**INFORMATION SHOWN:**
┌──
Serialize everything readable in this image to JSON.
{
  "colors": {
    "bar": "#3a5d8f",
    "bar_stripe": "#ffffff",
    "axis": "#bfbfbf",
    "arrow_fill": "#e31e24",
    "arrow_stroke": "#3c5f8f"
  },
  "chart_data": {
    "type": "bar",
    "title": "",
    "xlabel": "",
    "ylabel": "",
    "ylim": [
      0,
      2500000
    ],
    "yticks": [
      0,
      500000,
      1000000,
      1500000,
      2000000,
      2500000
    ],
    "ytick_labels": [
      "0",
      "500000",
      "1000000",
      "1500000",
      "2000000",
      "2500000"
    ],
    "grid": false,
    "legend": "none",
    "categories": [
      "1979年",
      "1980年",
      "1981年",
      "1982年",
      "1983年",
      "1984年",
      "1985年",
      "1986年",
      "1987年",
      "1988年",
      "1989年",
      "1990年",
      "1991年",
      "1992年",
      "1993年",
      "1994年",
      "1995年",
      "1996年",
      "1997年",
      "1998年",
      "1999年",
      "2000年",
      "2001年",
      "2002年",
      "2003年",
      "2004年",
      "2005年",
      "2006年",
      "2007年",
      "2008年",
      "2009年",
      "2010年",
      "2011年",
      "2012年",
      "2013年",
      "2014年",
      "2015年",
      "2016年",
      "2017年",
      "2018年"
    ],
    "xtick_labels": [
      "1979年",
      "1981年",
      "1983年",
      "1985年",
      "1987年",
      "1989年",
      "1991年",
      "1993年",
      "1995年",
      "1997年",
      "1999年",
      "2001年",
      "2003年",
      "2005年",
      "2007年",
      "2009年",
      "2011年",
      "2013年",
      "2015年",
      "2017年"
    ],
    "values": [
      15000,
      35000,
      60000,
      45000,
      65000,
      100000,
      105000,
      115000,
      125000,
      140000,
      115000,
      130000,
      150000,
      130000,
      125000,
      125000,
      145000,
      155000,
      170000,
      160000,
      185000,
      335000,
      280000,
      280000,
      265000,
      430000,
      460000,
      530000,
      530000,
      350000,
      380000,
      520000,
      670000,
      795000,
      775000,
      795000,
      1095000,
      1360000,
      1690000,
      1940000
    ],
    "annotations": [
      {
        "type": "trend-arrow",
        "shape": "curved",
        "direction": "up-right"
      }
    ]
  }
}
└──
**WHAT NEEDS TO BE DONE:** Reproduce the full listing word for word.

**COMPLETE RESPONSE:**
Serialize everything readable in this image to JSON.
{
  "colors": {
    "bar": "#3a5d8f",
    "bar_stripe": "#ffffff",
    "axis": "#bfbfbf",
    "arrow_fill": "#e31e24",
    "arrow_stroke": "#3c5f8f"
  },
  "chart_data": {
    "type": "bar",
    "title": "",
    "xlabel": "",
    "ylabel": "",
    "ylim": [
      0,
      2500000
    ],
    "yticks": [
      0,
      500000,
      1000000,
      1500000,
      2000000,
      2500000
    ],
    "ytick_labels": [
      "0",
      "500000",
      "1000000",
      "1500000",
      "2000000",
      "2500000"
    ],
    "grid": false,
    "legend": "none",
    "categories": [
      "1979年",
      "1980年",
      "1981年",
      "1982年",
      "1983年",
      "1984年",
      "1985年",
      "1986年",
      "1987年",
      "1988年",
      "1989年",
      "1990年",
      "1991年",
      "1992年",
      "1993年",
      "1994年",
      "1995年",
      "1996年",
      "1997年",
      "1998年",
      "1999年",
      "2000年",
      "2001年",
      "2002年",
      "2003年",
      "2004年",
      "2005年",
      "2006年",
      "2007年",
      "2008年",
      "2009年",
      "2010年",
      "2011年",
      "2012年",
      "2013年",
      "2014年",
      "2015年",
      "2016年",
      "2017年",
      "2018年"
    ],
    "xtick_labels": [
      "1979年",
      "1981年",
      "1983年",
      "1985年",
      "1987年",
      "1989年",
      "1991年",
      "1993年",
      "1995年",
      "1997年",
      "1999年",
      "2001年",
      "2003年",
      "2005年",
      "2007年",
      "2009年",
      "2011年",
      "2013年",
      "2015年",
      "2017年"
    ],
    "values": [
      15000,
      35000,
      60000,
      45000,
      65000,
      100000,
      105000,
      115000,
      125000,
      140000,
      115000,
      130000,
      150000,
      130000,
      125000,
      125000,
      145000,
      155000,
      170000,
      160000,
      185000,
      335000,
      280000,
      280000,
      265000,
      430000,
      460000,
      530000,
      530000,
      350000,
      380000,
      520000,
      670000,
      795000,
      775000,
      795000,
      1095000,
      1360000,
      1690000,
      1940000
    ],
    "annotations": [
      {
        "type": "trend-arrow",
        "shape": "curved",
        "direction": "up-right"
      }
    ]
  }
}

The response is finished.